** What is expected **
Say how many lines of the listing below contain "lower", giving the number and nothing else.

Entries taken from a collection:

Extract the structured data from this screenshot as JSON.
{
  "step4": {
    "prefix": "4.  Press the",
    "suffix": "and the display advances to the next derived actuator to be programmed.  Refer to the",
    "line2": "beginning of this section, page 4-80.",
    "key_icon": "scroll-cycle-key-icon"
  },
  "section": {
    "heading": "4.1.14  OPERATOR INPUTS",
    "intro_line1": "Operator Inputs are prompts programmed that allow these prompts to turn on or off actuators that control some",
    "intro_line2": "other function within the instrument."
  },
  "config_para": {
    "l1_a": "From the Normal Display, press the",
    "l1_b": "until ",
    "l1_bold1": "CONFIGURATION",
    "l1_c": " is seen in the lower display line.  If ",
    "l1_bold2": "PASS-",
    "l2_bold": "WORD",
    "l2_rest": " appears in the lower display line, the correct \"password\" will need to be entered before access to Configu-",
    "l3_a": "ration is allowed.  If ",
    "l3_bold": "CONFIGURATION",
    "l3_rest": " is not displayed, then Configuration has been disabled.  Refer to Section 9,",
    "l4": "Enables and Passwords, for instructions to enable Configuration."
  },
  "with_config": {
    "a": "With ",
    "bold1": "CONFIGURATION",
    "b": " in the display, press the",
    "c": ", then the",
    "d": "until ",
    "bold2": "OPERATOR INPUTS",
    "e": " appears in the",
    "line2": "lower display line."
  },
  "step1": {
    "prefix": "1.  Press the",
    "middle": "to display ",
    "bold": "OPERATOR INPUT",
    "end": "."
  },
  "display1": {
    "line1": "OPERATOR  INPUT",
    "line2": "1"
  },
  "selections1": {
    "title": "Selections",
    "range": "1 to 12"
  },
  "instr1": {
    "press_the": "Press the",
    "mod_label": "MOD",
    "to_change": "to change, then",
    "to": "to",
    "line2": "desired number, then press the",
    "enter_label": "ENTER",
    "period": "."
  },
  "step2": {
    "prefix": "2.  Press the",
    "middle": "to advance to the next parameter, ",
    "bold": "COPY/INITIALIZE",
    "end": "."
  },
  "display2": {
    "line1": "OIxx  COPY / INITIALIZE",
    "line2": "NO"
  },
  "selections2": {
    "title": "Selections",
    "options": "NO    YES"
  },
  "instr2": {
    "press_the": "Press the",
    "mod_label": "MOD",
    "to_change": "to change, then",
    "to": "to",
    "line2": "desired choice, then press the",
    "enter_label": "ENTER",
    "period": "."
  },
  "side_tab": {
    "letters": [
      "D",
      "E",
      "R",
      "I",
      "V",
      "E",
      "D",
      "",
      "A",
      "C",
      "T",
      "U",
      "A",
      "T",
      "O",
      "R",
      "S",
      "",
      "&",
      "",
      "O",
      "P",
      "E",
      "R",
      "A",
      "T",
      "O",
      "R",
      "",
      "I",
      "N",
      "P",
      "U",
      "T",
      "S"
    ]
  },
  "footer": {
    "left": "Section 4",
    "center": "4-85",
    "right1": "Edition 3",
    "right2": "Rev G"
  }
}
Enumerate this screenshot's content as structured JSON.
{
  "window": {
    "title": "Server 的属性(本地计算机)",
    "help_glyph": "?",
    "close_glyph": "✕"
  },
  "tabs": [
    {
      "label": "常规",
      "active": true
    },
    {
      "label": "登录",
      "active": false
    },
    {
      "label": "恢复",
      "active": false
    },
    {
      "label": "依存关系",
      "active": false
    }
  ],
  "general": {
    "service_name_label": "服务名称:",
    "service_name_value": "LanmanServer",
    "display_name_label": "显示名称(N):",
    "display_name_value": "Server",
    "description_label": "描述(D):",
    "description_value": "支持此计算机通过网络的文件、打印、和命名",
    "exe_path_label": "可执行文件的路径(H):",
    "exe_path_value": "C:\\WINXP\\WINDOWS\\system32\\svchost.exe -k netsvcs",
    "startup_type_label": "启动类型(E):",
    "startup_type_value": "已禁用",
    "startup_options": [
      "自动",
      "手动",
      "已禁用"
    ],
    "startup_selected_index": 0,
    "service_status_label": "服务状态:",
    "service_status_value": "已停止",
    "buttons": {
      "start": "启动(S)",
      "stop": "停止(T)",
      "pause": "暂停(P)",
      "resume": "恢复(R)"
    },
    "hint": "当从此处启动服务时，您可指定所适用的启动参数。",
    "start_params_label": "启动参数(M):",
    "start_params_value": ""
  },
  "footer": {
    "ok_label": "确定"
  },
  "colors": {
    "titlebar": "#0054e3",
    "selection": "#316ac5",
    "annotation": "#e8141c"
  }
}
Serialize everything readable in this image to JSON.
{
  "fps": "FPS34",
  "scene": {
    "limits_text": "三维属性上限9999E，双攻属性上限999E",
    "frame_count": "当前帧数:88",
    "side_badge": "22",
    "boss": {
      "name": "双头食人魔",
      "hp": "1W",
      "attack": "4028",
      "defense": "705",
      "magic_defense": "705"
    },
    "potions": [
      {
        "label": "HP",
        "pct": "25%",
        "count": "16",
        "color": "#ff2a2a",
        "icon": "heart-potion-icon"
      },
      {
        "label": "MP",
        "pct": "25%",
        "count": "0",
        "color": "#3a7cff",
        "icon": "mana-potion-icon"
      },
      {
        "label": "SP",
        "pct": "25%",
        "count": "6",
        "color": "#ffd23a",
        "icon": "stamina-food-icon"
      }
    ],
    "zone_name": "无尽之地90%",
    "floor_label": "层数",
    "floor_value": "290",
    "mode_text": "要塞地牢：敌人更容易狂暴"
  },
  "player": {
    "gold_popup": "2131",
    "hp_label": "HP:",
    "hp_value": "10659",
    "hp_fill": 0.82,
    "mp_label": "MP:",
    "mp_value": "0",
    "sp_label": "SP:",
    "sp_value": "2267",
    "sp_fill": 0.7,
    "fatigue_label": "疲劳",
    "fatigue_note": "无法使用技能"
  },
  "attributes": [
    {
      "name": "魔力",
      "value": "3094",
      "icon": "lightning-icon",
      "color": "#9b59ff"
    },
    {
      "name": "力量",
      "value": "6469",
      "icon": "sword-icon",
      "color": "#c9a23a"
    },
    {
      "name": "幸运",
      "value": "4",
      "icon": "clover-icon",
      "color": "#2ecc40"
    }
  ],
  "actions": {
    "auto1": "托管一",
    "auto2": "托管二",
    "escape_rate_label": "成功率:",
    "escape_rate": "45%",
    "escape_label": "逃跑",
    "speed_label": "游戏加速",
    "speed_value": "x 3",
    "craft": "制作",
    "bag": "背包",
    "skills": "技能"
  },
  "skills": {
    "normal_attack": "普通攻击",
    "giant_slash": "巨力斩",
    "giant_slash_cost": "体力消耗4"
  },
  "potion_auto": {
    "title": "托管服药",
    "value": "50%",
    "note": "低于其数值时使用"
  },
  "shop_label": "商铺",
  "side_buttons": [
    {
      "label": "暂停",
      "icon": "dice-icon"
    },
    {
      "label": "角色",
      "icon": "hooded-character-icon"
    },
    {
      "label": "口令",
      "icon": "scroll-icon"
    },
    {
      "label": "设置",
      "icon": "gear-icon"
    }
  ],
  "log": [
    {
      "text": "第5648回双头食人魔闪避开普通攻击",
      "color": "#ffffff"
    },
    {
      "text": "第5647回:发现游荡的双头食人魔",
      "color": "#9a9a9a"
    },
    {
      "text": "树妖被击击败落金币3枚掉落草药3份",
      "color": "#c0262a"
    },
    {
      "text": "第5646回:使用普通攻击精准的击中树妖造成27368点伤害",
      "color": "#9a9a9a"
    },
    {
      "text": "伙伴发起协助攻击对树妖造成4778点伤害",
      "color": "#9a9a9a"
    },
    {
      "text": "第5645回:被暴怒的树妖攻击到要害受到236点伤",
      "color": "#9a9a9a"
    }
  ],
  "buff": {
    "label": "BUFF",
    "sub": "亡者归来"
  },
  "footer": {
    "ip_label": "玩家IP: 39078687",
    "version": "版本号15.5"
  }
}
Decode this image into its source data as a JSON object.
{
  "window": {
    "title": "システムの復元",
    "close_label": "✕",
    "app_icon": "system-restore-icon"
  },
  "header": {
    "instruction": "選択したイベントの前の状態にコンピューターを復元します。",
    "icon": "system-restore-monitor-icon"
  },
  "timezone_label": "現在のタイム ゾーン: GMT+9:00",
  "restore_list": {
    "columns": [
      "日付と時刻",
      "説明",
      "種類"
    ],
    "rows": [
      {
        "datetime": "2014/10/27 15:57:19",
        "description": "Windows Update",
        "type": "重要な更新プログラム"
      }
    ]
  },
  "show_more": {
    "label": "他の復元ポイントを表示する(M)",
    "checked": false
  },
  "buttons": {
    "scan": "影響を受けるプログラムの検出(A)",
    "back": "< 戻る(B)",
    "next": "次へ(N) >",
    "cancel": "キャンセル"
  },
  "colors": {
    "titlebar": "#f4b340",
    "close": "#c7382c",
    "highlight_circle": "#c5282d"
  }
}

** Solution below **
3